RECORDS SUPPLIED:

----------------

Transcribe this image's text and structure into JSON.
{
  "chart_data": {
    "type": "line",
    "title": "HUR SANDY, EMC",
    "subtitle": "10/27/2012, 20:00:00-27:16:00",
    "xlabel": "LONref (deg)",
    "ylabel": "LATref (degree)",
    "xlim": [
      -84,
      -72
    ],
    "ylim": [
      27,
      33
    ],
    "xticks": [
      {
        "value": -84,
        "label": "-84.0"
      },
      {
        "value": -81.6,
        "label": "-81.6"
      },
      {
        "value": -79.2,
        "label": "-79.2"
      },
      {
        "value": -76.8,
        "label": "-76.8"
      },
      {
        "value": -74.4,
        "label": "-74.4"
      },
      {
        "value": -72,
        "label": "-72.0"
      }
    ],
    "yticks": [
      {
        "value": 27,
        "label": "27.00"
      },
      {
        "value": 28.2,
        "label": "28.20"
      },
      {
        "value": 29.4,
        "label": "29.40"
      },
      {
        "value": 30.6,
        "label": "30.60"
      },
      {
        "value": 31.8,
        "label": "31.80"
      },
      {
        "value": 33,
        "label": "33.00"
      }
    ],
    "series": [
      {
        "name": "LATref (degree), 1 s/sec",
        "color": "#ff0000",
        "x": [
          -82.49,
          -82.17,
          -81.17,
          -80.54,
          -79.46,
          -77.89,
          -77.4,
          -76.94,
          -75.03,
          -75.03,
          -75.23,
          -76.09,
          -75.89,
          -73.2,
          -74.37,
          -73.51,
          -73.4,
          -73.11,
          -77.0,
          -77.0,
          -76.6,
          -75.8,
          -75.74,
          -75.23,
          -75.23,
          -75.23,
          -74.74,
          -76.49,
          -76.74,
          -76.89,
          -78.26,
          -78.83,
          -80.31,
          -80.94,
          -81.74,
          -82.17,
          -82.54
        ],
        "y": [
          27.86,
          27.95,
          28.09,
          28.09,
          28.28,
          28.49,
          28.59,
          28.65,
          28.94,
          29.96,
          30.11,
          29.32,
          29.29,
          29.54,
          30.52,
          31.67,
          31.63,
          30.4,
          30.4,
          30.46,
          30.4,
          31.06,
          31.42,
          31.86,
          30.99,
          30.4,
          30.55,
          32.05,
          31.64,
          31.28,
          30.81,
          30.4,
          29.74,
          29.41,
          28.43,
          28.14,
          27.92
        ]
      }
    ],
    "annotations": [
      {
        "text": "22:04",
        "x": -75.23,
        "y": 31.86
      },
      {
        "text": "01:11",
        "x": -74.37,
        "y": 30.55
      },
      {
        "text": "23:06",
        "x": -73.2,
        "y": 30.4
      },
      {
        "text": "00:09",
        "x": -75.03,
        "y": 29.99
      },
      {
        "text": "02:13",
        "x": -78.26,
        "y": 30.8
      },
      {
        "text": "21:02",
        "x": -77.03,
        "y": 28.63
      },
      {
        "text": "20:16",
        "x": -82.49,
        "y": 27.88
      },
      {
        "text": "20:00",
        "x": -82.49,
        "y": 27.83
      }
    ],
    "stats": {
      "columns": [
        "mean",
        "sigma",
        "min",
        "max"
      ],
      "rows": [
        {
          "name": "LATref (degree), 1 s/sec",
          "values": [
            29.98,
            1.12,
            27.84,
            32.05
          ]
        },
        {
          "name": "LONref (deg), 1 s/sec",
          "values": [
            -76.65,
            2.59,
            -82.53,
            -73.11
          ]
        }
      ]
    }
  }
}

----------------

WHAT IS REQUIRED: Reproduce every record, matching each line exactly.

ANSWER FOR THIS EXERCISE:
Transcribe this image's text and structure into JSON.
{
  "chart_data": {
    "type": "line",
    "title": "HUR SANDY, EMC",
    "subtitle": "10/27/2012, 20:00:00-27:16:00",
    "xlabel": "LONref (deg)",
    "ylabel": "LATref (degree)",
    "xlim": [
      -84,
      -72
    ],
    "ylim": [
      27,
      33
    ],
    "xticks": [
      {
        "value": -84,
        "label": "-84.0"
      },
      {
        "value": -81.6,
        "label": "-81.6"
      },
      {
        "value": -79.2,
        "label": "-79.2"
      },
      {
        "value": -76.8,
        "label": "-76.8"
      },
      {
        "value": -74.4,
        "label": "-74.4"
      },
      {
        "value": -72,
        "label": "-72.0"
      }
    ],
    "yticks": [
      {
        "value": 27,
        "label": "27.00"
      },
      {
        "value": 28.2,
        "label": "28.20"
      },
      {
        "value": 29.4,
        "label": "29.40"
      },
      {
        "value": 30.6,
        "label": "30.60"
      },
      {
        "value": 31.8,
        "label": "31.80"
      },
      {
        "value": 33,
        "label": "33.00"
      }
    ],
    "series": [
      {
        "name": "LATref (degree), 1 s/sec",
        "color": "#ff0000",
        "x": [
          -82.49,
          -82.17,
          -81.17,
          -80.54,
          -79.46,
          -77.89,
          -77.4,
          -76.94,
          -75.03,
          -75.03,
          -75.23,
          -76.09,
          -75.89,
          -73.2,
          -74.37,
          -73.51,
          -73.4,
          -73.11,
          -77.0,
          -77.0,
          -76.6,
          -75.8,
          -75.74,
          -75.23,
          -75.23,
          -75.23,
          -74.74,
          -76.49,
          -76.74,
          -76.89,
          -78.26,
          -78.83,
          -80.31,
          -80.94,
          -81.74,
          -82.17,
          -82.54
        ],
        "y": [
          27.86,
          27.95,
          28.09,
          28.09,
          28.28,
          28.49,
          28.59,
          28.65,
          28.94,
          29.96,
          30.11,
          29.32,
          29.29,
          29.54,
          30.52,
          31.67,
          31.63,
          30.4,
          30.4,
          30.46,
          30.4,
          31.06,
          31.42,
          31.86,
          30.99,
          30.4,
          30.55,
          32.05,
          31.64,
          31.28,
          30.81,
          30.4,
          29.74,
          29.41,
          28.43,
          28.14,
          27.92
        ]
      }
    ],
    "annotations": [
      {
        "text": "22:04",
        "x": -75.23,
        "y": 31.86
      },
      {
        "text": "01:11",
        "x": -74.37,
        "y": 30.55
      },
      {
        "text": "23:06",
        "x": -73.2,
        "y": 30.4
      },
      {
        "text": "00:09",
        "x": -75.03,
        "y": 29.99
      },
      {
        "text": "02:13",
        "x": -78.26,
        "y": 30.8
      },
      {
        "text": "21:02",
        "x": -77.03,
        "y": 28.63
      },
      {
        "text": "20:16",
        "x": -82.49,
        "y": 27.88
      },
      {
        "text": "20:00",
        "x": -82.49,
        "y": 27.83
      }
    ],
    "stats": {
      "columns": [
        "mean",
        "sigma",
        "min",
        "max"
      ],
      "rows": [
        {
          "name": "LATref (degree), 1 s/sec",
          "values": [
            29.98,
            1.12,
            27.84,
            32.05
          ]
        },
        {
          "name": "LONref (deg), 1 s/sec",
          "values": [
            -76.65,
            2.59,
            -82.53,
            -73.11
          ]
        }
      ]
    }
  }
}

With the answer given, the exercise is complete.